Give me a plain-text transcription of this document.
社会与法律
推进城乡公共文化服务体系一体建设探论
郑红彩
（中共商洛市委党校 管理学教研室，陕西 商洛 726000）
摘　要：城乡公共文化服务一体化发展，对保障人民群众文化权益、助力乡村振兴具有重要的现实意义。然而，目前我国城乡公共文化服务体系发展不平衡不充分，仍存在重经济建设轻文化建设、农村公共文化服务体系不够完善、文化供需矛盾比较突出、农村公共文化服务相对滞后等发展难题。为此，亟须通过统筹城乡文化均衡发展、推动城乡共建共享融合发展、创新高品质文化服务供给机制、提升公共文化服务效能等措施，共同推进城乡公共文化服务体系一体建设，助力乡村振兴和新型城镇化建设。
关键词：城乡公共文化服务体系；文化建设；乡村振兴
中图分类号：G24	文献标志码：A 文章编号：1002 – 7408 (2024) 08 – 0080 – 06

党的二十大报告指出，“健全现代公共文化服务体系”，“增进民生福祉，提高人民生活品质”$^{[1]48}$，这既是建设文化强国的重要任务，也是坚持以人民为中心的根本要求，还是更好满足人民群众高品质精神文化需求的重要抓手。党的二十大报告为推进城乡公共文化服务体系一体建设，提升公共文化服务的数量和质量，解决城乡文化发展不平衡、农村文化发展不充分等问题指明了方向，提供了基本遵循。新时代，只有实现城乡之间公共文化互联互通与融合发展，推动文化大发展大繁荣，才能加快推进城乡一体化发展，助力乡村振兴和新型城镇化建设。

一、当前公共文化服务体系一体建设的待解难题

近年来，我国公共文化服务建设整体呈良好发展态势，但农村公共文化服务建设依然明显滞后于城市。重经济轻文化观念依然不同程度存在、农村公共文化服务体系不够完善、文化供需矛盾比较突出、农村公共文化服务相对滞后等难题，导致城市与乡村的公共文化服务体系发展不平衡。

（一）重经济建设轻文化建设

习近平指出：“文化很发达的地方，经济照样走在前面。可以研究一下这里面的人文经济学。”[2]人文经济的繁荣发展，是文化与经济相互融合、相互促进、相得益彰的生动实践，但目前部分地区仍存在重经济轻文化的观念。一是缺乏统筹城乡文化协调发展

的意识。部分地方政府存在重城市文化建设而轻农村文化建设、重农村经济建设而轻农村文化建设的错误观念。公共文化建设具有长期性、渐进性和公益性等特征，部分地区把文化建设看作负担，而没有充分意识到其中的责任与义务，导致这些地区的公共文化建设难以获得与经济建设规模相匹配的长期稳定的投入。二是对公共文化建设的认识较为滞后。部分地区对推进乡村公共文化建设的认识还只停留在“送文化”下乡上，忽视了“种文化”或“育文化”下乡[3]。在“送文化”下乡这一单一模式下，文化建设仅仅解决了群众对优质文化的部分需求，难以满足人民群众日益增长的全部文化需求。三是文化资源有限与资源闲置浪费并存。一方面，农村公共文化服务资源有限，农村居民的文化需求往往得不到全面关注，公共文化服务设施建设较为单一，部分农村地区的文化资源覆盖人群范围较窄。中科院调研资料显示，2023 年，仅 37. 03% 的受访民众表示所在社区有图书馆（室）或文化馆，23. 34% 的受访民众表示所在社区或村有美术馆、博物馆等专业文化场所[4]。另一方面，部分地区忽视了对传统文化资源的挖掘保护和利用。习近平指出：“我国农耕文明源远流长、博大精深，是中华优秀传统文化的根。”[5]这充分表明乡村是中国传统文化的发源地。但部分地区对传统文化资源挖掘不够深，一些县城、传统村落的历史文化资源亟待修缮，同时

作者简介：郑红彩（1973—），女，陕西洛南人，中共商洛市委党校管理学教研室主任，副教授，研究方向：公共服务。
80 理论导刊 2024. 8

- - -

- **TASK DIRECTIONS**:
Each entry above is to be set down again in exactly the same words.

- **WORKED SOLUTION**:
Give me a plain-text transcription of this document.
社会与法律
推进城乡公共文化服务体系一体建设探论
郑红彩
（中共商洛市委党校 管理学教研室，陕西 商洛 726000）
摘　要：城乡公共文化服务一体化发展，对保障人民群众文化权益、助力乡村振兴具有重要的现实意义。然而，目前我国城乡公共文化服务体系发展不平衡不充分，仍存在重经济建设轻文化建设、农村公共文化服务体系不够完善、文化供需矛盾比较突出、农村公共文化服务相对滞后等发展难题。为此，亟须通过统筹城乡文化均衡发展、推动城乡共建共享融合发展、创新高品质文化服务供给机制、提升公共文化服务效能等措施，共同推进城乡公共文化服务体系一体建设，助力乡村振兴和新型城镇化建设。
关键词：城乡公共文化服务体系；文化建设；乡村振兴
中图分类号：G24	文献标志码：A 文章编号：1002 – 7408 (2024) 08 – 0080 – 06

党的二十大报告指出，“健全现代公共文化服务体系”，“增进民生福祉，提高人民生活品质”$^{[1]48}$，这既是建设文化强国的重要任务，也是坚持以人民为中心的根本要求，还是更好满足人民群众高品质精神文化需求的重要抓手。党的二十大报告为推进城乡公共文化服务体系一体建设，提升公共文化服务的数量和质量，解决城乡文化发展不平衡、农村文化发展不充分等问题指明了方向，提供了基本遵循。新时代，只有实现城乡之间公共文化互联互通与融合发展，推动文化大发展大繁荣，才能加快推进城乡一体化发展，助力乡村振兴和新型城镇化建设。

一、当前公共文化服务体系一体建设的待解难题

近年来，我国公共文化服务建设整体呈良好发展态势，但农村公共文化服务建设依然明显滞后于城市。重经济轻文化观念依然不同程度存在、农村公共文化服务体系不够完善、文化供需矛盾比较突出、农村公共文化服务相对滞后等难题，导致城市与乡村的公共文化服务体系发展不平衡。

（一）重经济建设轻文化建设

习近平指出：“文化很发达的地方，经济照样走在前面。可以研究一下这里面的人文经济学。”[2]人文经济的繁荣发展，是文化与经济相互融合、相互促进、相得益彰的生动实践，但目前部分地区仍存在重经济轻文化的观念。一是缺乏统筹城乡文化协调发展

的意识。部分地方政府存在重城市文化建设而轻农村文化建设、重农村经济建设而轻农村文化建设的错误观念。公共文化建设具有长期性、渐进性和公益性等特征，部分地区把文化建设看作负担，而没有充分意识到其中的责任与义务，导致这些地区的公共文化建设难以获得与经济建设规模相匹配的长期稳定的投入。二是对公共文化建设的认识较为滞后。部分地区对推进乡村公共文化建设的认识还只停留在“送文化”下乡上，忽视了“种文化”或“育文化”下乡[3]。在“送文化”下乡这一单一模式下，文化建设仅仅解决了群众对优质文化的部分需求，难以满足人民群众日益增长的全部文化需求。三是文化资源有限与资源闲置浪费并存。一方面，农村公共文化服务资源有限，农村居民的文化需求往往得不到全面关注，公共文化服务设施建设较为单一，部分农村地区的文化资源覆盖人群范围较窄。中科院调研资料显示，2023 年，仅 37. 03% 的受访民众表示所在社区有图书馆（室）或文化馆，23. 34% 的受访民众表示所在社区或村有美术馆、博物馆等专业文化场所[4]。另一方面，部分地区忽视了对传统文化资源的挖掘保护和利用。习近平指出：“我国农耕文明源远流长、博大精深，是中华优秀传统文化的根。”[5]这充分表明乡村是中国传统文化的发源地。但部分地区对传统文化资源挖掘不够深，一些县城、传统村落的历史文化资源亟待修缮，同时

作者简介：郑红彩（1973—），女，陕西洛南人，中共商洛市委党校管理学教研室主任，副教授，研究方向：公共服务。
80 理论导刊 2024. 8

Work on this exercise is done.